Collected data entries
┌──

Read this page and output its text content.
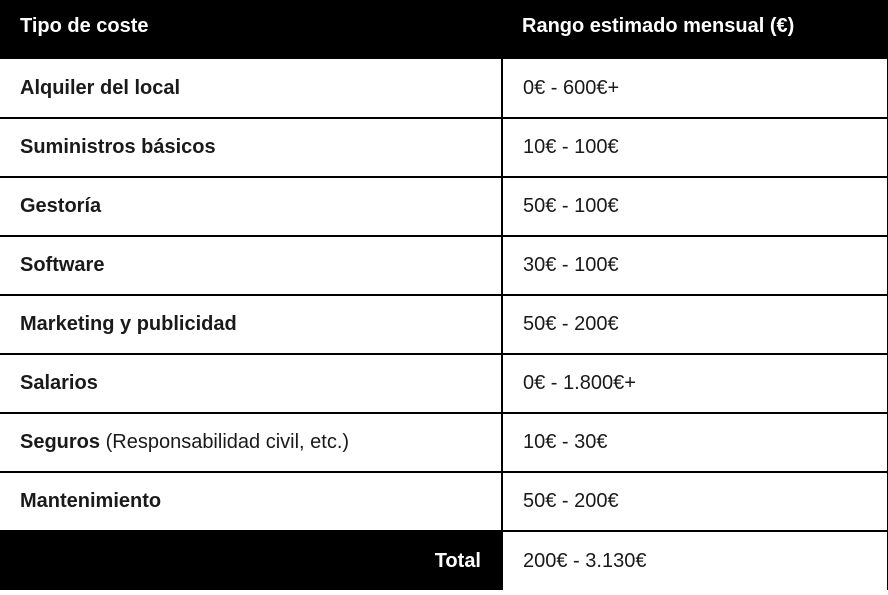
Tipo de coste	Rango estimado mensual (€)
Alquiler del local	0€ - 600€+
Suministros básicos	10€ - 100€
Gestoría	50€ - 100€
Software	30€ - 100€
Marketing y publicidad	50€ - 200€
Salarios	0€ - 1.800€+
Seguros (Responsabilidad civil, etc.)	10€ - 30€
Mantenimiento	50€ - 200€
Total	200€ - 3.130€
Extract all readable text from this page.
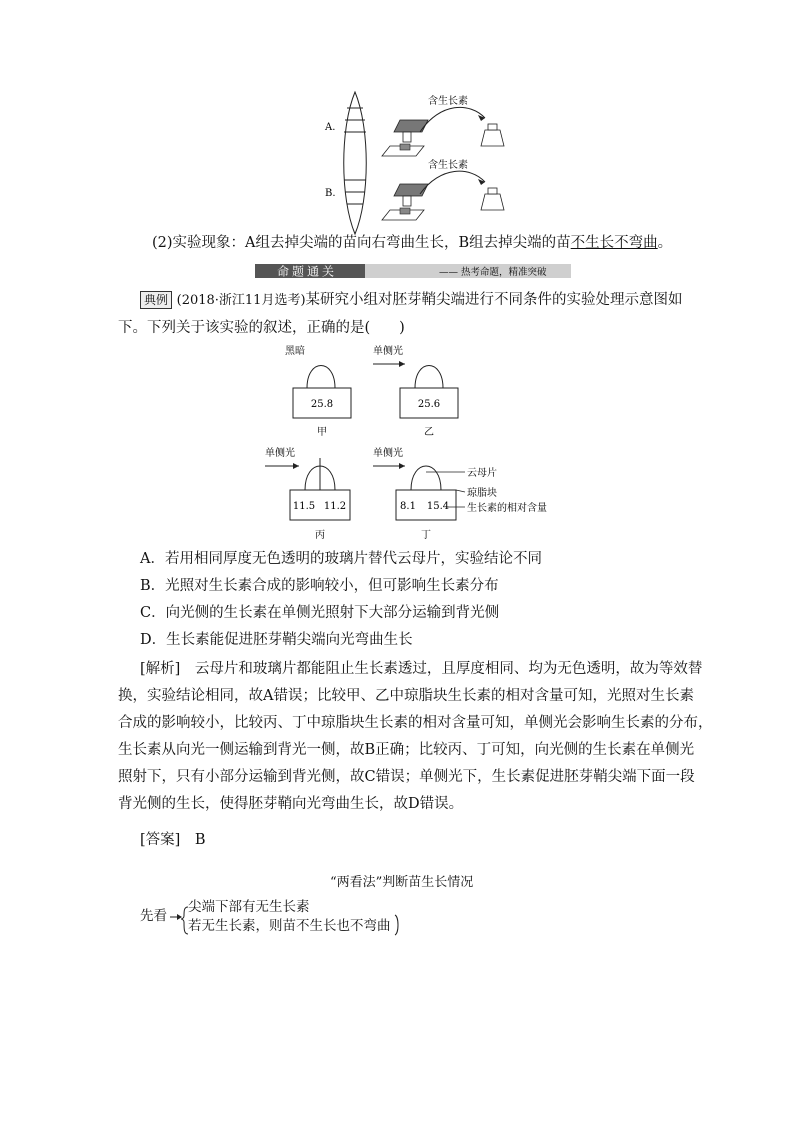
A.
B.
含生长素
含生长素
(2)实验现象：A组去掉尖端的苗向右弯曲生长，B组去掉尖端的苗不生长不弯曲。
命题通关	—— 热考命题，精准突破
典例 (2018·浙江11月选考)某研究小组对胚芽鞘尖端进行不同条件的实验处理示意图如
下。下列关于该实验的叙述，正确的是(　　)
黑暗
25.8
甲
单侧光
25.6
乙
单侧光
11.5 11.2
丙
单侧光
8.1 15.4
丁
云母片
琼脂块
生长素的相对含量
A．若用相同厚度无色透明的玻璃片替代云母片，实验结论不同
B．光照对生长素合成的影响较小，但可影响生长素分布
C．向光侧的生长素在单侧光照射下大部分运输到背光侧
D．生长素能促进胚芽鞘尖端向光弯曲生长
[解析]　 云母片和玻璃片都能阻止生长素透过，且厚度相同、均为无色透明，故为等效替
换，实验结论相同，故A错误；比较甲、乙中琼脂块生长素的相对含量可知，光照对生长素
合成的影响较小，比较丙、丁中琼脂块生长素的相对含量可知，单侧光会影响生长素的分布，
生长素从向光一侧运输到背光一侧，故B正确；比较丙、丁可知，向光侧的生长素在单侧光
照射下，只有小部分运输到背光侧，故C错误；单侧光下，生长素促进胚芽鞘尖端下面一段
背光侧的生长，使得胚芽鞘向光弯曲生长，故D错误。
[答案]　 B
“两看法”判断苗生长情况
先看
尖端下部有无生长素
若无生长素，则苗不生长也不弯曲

└──
┌──

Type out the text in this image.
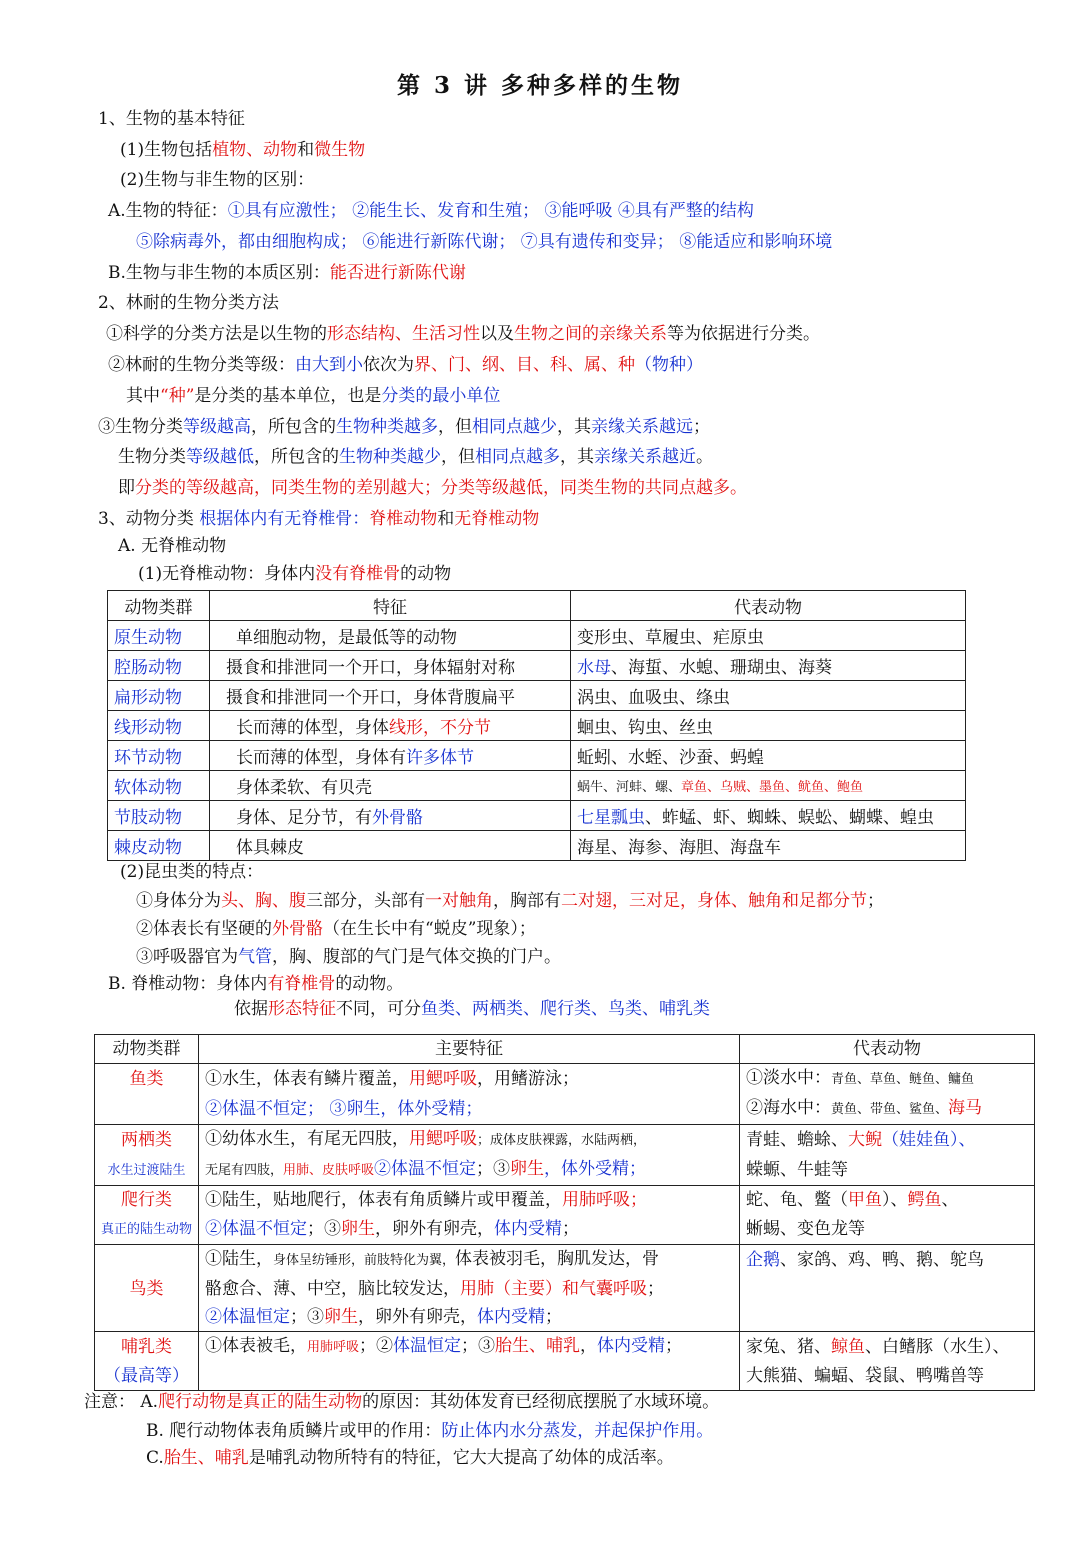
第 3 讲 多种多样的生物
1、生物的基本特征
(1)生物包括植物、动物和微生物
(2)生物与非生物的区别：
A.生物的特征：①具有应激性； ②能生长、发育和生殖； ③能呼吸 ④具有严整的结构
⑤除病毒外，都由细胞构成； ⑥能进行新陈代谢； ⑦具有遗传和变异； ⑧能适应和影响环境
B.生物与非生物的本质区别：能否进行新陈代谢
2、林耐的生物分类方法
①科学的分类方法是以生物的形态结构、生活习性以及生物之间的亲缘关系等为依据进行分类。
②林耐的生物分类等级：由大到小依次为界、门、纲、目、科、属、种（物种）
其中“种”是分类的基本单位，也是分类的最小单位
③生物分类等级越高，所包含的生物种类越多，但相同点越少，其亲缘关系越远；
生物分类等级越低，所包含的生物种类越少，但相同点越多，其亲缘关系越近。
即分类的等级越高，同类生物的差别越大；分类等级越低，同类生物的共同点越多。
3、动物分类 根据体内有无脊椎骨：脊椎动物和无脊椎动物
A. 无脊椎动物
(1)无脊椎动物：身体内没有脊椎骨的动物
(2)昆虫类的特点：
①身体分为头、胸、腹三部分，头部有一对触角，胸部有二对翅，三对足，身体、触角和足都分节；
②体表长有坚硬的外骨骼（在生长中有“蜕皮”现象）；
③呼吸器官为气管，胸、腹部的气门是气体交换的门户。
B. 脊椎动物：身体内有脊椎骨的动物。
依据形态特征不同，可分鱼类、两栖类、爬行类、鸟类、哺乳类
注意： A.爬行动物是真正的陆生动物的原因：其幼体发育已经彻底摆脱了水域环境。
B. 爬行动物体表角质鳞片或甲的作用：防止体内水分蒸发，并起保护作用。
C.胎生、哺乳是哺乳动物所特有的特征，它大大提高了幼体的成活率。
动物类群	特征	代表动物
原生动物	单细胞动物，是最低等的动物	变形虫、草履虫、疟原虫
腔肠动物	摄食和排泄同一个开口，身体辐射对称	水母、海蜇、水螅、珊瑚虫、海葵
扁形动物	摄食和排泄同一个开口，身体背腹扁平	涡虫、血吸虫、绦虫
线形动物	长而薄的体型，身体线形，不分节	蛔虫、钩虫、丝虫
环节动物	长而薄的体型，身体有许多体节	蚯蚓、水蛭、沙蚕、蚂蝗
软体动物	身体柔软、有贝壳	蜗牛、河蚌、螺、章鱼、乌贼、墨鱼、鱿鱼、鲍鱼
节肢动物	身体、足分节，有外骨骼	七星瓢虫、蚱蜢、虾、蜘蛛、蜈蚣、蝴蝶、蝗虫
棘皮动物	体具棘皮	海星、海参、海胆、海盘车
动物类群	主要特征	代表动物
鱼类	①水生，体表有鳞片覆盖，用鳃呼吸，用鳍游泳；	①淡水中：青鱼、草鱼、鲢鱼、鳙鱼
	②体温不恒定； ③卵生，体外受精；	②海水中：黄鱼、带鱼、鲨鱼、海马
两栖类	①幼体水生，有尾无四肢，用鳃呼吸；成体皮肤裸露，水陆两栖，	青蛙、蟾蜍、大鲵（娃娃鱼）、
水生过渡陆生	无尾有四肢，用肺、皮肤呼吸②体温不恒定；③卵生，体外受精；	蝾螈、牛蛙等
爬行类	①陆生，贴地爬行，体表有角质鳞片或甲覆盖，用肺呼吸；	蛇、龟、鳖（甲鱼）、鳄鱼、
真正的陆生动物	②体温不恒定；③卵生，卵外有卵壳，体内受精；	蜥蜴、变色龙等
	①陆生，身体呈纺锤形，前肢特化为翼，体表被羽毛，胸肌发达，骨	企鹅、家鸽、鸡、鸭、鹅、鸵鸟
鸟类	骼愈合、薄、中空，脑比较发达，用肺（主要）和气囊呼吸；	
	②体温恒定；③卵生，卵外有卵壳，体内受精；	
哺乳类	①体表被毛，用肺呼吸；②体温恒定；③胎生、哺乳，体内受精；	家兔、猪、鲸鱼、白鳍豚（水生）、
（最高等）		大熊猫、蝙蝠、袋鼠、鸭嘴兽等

└──

= SET EXERCISE =
Find each line holding the word "用鳃呼吸" and copy it.

= ANSWER FOR THE TASK =
鱼类	①水生，体表有鳞片覆盖，用鳃呼吸，用鳍游泳；	①淡水中：青鱼、草鱼、鲢鱼、鳙鱼
两栖类	①幼体水生，有尾无四肢，用鳃呼吸；成体皮肤裸露，水陆两栖，	青蛙、蟾蜍、大鲵（娃娃鱼）、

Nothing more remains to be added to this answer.